EXERCISE PROMPT: Determine how many lines of the entries contain "Máximo". Reply with that number alone.

^^^^

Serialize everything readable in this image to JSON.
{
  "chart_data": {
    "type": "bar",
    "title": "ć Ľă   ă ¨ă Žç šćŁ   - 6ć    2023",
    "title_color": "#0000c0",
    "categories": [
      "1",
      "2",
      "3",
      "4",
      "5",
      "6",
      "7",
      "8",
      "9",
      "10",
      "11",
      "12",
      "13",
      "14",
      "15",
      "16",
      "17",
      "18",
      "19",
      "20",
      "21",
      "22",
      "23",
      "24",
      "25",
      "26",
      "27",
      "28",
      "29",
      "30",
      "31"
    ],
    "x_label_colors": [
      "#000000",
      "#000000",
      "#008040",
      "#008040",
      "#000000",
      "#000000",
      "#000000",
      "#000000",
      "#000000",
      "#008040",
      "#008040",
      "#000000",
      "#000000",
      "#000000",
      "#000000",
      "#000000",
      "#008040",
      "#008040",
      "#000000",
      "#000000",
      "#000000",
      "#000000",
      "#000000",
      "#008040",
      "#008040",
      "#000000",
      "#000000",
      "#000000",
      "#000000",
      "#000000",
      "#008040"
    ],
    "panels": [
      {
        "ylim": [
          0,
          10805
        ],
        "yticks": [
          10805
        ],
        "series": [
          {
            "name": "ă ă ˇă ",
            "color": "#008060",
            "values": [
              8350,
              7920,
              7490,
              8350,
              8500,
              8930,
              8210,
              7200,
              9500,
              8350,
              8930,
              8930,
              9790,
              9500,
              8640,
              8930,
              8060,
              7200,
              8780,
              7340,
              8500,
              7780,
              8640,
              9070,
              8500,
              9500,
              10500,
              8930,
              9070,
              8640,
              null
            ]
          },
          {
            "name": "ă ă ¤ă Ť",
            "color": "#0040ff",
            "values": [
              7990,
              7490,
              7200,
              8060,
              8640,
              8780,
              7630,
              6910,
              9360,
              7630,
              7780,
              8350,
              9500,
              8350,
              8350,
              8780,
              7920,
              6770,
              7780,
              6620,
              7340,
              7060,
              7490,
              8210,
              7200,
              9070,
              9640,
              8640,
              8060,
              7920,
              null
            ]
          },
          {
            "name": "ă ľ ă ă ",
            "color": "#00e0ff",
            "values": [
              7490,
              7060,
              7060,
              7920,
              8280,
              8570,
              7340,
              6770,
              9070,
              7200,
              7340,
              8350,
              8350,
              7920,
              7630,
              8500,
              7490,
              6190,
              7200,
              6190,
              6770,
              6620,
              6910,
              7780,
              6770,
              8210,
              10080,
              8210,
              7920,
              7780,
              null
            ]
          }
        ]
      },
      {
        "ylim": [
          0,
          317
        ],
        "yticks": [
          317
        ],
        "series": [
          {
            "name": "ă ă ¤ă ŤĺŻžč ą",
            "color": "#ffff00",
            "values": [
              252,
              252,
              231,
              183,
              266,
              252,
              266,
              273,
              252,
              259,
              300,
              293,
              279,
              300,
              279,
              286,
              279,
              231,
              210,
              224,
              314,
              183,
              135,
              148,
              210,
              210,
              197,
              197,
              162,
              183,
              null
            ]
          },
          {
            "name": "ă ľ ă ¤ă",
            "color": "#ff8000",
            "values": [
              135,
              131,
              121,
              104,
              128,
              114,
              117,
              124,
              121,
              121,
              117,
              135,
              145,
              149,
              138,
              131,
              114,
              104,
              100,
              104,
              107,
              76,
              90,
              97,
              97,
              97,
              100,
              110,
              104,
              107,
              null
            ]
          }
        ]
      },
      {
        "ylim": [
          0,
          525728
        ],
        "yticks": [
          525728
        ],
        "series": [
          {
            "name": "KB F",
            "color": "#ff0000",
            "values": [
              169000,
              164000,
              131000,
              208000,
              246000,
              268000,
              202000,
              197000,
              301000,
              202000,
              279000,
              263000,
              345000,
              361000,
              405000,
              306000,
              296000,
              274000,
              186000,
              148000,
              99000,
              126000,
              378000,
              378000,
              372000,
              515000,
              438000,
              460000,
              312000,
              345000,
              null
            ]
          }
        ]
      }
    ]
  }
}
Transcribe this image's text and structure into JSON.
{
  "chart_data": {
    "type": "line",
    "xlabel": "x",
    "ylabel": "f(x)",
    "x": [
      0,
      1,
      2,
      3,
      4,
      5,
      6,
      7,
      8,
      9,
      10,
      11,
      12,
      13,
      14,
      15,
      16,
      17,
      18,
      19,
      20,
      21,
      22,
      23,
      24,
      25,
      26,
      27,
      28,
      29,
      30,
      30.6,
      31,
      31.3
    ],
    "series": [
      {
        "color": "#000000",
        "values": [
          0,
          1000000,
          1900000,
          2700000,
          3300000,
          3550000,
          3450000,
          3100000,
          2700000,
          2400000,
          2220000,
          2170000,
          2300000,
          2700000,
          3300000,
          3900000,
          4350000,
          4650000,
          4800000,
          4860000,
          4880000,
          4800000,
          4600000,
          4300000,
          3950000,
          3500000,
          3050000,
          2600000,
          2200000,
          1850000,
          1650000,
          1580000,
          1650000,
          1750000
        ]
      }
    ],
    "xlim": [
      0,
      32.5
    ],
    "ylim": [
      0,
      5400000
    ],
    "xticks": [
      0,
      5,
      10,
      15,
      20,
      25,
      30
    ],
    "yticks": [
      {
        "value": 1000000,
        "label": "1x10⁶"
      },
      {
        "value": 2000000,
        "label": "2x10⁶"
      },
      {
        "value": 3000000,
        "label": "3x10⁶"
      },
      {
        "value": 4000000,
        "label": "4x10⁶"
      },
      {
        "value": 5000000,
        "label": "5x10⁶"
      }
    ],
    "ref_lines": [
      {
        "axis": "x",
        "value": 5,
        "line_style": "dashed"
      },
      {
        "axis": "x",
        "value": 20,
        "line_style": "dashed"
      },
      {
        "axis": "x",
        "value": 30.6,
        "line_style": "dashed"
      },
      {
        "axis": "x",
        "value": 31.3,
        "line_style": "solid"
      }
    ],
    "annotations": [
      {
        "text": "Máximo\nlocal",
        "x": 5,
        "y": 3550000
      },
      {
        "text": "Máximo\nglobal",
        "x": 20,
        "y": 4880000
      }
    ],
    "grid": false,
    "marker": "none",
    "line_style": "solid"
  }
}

^^^^

RESPONSE BELOW: 2